Stored entries

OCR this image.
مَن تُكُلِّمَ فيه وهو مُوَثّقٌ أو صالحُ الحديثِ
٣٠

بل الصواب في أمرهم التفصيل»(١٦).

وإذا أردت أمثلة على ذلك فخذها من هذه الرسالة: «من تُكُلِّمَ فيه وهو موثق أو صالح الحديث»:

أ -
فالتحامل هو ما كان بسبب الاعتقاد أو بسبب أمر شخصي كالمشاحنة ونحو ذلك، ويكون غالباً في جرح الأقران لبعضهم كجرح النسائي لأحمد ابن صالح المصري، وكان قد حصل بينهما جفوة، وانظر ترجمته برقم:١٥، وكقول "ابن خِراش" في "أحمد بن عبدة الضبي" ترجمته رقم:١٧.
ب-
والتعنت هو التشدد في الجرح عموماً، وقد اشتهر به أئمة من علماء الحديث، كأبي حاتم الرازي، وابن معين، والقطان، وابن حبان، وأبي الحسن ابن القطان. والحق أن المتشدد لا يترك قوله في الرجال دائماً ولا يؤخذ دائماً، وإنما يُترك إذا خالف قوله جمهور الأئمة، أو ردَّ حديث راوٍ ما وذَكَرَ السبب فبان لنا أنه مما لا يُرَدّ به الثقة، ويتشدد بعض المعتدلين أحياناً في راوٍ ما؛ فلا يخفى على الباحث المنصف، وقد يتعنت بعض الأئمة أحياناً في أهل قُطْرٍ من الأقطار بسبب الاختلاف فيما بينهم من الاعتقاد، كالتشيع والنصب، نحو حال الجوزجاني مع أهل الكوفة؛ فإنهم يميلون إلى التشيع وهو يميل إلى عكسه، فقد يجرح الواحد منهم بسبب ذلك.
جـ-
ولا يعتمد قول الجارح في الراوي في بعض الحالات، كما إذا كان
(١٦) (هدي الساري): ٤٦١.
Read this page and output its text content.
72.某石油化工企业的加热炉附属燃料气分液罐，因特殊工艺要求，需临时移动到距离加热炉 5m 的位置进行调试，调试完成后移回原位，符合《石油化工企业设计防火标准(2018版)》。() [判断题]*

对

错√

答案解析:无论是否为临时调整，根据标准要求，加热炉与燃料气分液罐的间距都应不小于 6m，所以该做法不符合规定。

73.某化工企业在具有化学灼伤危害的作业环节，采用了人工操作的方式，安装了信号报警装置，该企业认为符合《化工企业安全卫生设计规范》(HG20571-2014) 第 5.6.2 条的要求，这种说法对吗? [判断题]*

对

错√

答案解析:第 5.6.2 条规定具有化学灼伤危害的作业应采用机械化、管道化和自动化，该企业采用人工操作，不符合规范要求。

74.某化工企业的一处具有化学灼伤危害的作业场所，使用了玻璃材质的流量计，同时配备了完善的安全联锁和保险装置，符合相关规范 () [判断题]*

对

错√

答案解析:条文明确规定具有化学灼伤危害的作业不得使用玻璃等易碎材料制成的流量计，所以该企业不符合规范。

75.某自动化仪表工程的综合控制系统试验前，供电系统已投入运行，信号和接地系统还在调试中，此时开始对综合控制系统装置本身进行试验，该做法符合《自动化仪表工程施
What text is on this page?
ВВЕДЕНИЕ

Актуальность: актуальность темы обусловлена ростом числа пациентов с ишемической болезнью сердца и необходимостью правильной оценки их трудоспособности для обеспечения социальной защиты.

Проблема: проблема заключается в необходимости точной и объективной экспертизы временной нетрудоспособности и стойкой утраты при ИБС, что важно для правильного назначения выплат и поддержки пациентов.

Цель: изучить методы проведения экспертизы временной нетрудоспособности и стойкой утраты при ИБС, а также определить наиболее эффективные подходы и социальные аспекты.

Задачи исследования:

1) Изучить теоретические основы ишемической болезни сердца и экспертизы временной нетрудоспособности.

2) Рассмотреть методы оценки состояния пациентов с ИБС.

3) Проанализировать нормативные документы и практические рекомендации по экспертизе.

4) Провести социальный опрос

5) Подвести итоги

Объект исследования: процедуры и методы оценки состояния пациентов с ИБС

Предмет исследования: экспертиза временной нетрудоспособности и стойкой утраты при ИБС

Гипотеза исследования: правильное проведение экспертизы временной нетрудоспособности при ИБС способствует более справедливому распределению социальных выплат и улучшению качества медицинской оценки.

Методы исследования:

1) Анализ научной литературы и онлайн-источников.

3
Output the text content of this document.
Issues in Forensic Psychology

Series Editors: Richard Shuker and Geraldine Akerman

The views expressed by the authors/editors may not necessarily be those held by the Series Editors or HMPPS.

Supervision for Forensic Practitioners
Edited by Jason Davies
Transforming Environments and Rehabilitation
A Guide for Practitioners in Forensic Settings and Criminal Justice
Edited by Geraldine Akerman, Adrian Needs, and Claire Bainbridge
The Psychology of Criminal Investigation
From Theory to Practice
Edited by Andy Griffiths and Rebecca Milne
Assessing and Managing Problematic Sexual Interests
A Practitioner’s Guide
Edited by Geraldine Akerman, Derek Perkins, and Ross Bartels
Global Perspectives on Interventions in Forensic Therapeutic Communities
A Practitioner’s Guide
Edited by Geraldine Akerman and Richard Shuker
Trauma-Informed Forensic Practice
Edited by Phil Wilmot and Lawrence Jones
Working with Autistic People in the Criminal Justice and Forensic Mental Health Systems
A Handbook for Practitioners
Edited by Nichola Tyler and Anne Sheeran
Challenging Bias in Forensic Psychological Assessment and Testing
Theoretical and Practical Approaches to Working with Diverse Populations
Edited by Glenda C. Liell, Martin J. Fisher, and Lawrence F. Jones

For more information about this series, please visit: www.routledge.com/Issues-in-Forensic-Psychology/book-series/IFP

What the exercise asks —
Return every line above in which the string "بسبب" occurs.

The solution —
فالتحامل هو ما كان بسبب الاعتقاد أو بسبب أمر شخصي كالمشاحنة ونحو ذلك، ويكون غالباً في جرح الأقران لبعضهم كجرح النسائي لأحمد ابن صالح المصري، وكان قد حصل بينهما جفوة، وانظر ترجمته برقم:١٥، وكقول "ابن خِراش" في "أحمد بن عبدة الضبي" ترجمته رقم:١٧.
والتعنت هو التشدد في الجرح عموماً، وقد اشتهر به أئمة من علماء الحديث، كأبي حاتم الرازي، وابن معين، والقطان، وابن حبان، وأبي الحسن ابن القطان. والحق أن المتشدد لا يترك قوله في الرجال دائماً ولا يؤخذ دائماً، وإنما يُترك إذا خالف قوله جمهور الأئمة، أو ردَّ حديث راوٍ ما وذَكَرَ السبب فبان لنا أنه مما لا يُرَدّ به الثقة، ويتشدد بعض المعتدلين أحياناً في راوٍ ما؛ فلا يخفى على الباحث المنصف، وقد يتعنت بعض الأئمة أحياناً في أهل قُطْرٍ من الأقطار بسبب الاختلاف فيما بينهم من الاعتقاد، كالتشيع والنصب، نحو حال الجوزجاني مع أهل الكوفة؛ فإنهم يميلون إلى التشيع وهو يميل إلى عكسه، فقد يجرح الواحد منهم بسبب ذلك.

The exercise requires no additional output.